### [What you are asked to do]
Write out every one of the lines below verbatim, in the same order.

* Begin *

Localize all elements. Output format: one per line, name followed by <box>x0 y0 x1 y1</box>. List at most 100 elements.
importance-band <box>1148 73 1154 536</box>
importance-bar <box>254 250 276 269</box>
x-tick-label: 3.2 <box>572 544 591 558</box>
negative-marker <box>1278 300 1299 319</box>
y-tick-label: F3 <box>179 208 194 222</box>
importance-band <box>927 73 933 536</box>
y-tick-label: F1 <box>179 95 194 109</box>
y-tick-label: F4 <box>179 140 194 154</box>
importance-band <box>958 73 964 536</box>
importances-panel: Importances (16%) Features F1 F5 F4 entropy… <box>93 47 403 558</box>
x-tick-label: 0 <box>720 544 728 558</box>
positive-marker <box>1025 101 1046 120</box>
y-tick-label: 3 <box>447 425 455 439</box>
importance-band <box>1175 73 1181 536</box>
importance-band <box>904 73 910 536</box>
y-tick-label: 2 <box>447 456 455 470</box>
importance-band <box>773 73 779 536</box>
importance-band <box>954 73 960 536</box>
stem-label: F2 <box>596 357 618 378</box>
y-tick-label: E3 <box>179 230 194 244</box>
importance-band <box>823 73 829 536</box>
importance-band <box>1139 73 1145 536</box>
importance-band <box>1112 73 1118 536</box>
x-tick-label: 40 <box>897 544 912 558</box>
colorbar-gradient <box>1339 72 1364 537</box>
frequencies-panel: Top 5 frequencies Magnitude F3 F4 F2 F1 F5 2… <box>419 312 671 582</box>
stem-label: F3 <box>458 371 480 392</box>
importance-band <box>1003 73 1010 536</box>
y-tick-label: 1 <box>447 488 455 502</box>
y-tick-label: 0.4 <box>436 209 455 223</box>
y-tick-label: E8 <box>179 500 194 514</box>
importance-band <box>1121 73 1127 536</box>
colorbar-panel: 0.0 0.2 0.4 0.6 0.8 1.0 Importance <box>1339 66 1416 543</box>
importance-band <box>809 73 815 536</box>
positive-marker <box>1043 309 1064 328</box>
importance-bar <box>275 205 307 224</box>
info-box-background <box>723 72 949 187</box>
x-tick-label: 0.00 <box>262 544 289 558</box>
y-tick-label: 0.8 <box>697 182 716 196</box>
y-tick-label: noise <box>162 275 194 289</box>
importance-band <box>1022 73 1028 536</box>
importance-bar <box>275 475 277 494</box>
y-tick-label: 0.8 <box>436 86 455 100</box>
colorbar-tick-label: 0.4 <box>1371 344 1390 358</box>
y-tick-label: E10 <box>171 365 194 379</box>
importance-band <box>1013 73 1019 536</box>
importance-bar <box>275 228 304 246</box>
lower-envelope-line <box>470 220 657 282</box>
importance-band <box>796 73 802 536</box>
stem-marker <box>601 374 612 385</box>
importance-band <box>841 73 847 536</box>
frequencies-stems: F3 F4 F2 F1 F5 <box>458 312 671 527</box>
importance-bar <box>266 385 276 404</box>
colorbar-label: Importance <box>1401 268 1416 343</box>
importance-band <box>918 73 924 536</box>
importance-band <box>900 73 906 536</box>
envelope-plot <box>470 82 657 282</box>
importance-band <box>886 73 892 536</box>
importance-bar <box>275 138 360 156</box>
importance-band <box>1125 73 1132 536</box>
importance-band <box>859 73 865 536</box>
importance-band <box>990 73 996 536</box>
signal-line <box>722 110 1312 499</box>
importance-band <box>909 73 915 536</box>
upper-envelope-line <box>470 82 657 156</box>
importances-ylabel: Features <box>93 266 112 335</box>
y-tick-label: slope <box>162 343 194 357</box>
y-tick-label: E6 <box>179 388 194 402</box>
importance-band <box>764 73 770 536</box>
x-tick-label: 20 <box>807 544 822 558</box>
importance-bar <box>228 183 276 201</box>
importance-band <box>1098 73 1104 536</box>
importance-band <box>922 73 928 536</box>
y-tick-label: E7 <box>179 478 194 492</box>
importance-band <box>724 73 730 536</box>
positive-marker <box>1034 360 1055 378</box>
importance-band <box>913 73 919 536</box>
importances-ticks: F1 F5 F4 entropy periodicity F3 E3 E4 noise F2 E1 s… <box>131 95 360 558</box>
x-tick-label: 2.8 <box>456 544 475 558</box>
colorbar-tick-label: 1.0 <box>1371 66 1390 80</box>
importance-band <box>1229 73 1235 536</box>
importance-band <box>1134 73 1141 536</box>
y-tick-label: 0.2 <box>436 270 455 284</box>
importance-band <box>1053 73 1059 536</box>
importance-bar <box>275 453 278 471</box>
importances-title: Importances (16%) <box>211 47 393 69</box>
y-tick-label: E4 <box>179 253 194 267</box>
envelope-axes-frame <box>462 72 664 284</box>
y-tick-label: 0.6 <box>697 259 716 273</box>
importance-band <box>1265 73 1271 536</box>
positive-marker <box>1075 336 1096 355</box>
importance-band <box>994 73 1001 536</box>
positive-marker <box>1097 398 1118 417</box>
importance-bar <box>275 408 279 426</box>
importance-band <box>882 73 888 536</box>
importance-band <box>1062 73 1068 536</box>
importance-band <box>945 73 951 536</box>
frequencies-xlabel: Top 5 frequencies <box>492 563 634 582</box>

* End *

### [Final answer]
Localize all elements. Output format: one per line, name followed by <box>x0 y0 x1 y1</box>. List at most 100 elements.
importance-band <box>1148 73 1154 536</box>
importance-bar <box>254 250 276 269</box>
x-tick-label: 3.2 <box>572 544 591 558</box>
negative-marker <box>1278 300 1299 319</box>
y-tick-label: F3 <box>179 208 194 222</box>
importance-band <box>927 73 933 536</box>
y-tick-label: F1 <box>179 95 194 109</box>
y-tick-label: F4 <box>179 140 194 154</box>
importance-band <box>958 73 964 536</box>
importances-panel: Importances (16%) Features F1 F5 F4 entropy… <box>93 47 403 558</box>
x-tick-label: 0 <box>720 544 728 558</box>
positive-marker <box>1025 101 1046 120</box>
y-tick-label: 3 <box>447 425 455 439</box>
importance-band <box>1175 73 1181 536</box>
importance-band <box>904 73 910 536</box>
y-tick-label: 2 <box>447 456 455 470</box>
importance-band <box>773 73 779 536</box>
importance-band <box>954 73 960 536</box>
stem-label: F2 <box>596 357 618 378</box>
y-tick-label: E3 <box>179 230 194 244</box>
importance-band <box>823 73 829 536</box>
importance-band <box>1139 73 1145 536</box>
importance-band <box>1112 73 1118 536</box>
x-tick-label: 40 <box>897 544 912 558</box>
colorbar-gradient <box>1339 72 1364 537</box>
frequencies-panel: Top 5 frequencies Magnitude F3 F4 F2 F1 F5 2… <box>419 312 671 582</box>
stem-label: F3 <box>458 371 480 392</box>
importance-band <box>1003 73 1010 536</box>
y-tick-label: 1 <box>447 488 455 502</box>
y-tick-label: 0.4 <box>436 209 455 223</box>
y-tick-label: E8 <box>179 500 194 514</box>
importance-band <box>1121 73 1127 536</box>
colorbar-panel: 0.0 0.2 0.4 0.6 0.8 1.0 Importance <box>1339 66 1416 543</box>
importance-band <box>809 73 815 536</box>
positive-marker <box>1043 309 1064 328</box>
importance-bar <box>275 205 307 224</box>
info-box-background <box>723 72 949 187</box>
x-tick-label: 0.00 <box>262 544 289 558</box>
y-tick-label: 0.8 <box>697 182 716 196</box>
y-tick-label: noise <box>162 275 194 289</box>
importance-band <box>1022 73 1028 536</box>
importance-bar <box>275 475 277 494</box>
y-tick-label: 0.8 <box>436 86 455 100</box>
colorbar-tick-label: 0.4 <box>1371 344 1390 358</box>
y-tick-label: E10 <box>171 365 194 379</box>
importance-band <box>1013 73 1019 536</box>
importance-bar <box>275 228 304 246</box>
lower-envelope-line <box>470 220 657 282</box>
importance-band <box>796 73 802 536</box>
stem-marker <box>601 374 612 385</box>
importance-band <box>841 73 847 536</box>
frequencies-stems: F3 F4 F2 F1 F5 <box>458 312 671 527</box>
importance-bar <box>266 385 276 404</box>
colorbar-label: Importance <box>1401 268 1416 343</box>
importance-band <box>918 73 924 536</box>
importance-band <box>900 73 906 536</box>
envelope-plot <box>470 82 657 282</box>
importance-band <box>886 73 892 536</box>
importance-bar <box>275 138 360 156</box>
importance-band <box>1125 73 1132 536</box>
importance-band <box>859 73 865 536</box>
importance-band <box>990 73 996 536</box>
signal-line <box>722 110 1312 499</box>
importance-band <box>909 73 915 536</box>
upper-envelope-line <box>470 82 657 156</box>
importances-ylabel: Features <box>93 266 112 335</box>
y-tick-label: slope <box>162 343 194 357</box>
y-tick-label: E6 <box>179 388 194 402</box>
importance-band <box>764 73 770 536</box>
x-tick-label: 20 <box>807 544 822 558</box>
importance-bar <box>228 183 276 201</box>
importance-band <box>1098 73 1104 536</box>
importance-band <box>922 73 928 536</box>
y-tick-label: E7 <box>179 478 194 492</box>
importance-band <box>724 73 730 536</box>
positive-marker <box>1034 360 1055 378</box>
importance-band <box>913 73 919 536</box>
importances-ticks: F1 F5 F4 entropy periodicity F3 E3 E4 noise F2 E1 s… <box>131 95 360 558</box>
x-tick-label: 2.8 <box>456 544 475 558</box>
colorbar-tick-label: 1.0 <box>1371 66 1390 80</box>
importance-band <box>1229 73 1235 536</box>
importance-band <box>1134 73 1141 536</box>
y-tick-label: 0.2 <box>436 270 455 284</box>
importance-band <box>1053 73 1059 536</box>
importance-bar <box>275 453 278 471</box>
importances-title: Importances (16%) <box>211 47 393 69</box>
y-tick-label: E4 <box>179 253 194 267</box>
envelope-axes-frame <box>462 72 664 284</box>
y-tick-label: 0.6 <box>697 259 716 273</box>
importance-band <box>1265 73 1271 536</box>
positive-marker <box>1075 336 1096 355</box>
importance-band <box>994 73 1001 536</box>
positive-marker <box>1097 398 1118 417</box>
importance-bar <box>275 408 279 426</box>
importance-band <box>882 73 888 536</box>
importance-band <box>1062 73 1068 536</box>
importance-band <box>945 73 951 536</box>
frequencies-xlabel: Top 5 frequencies <box>492 563 634 582</box>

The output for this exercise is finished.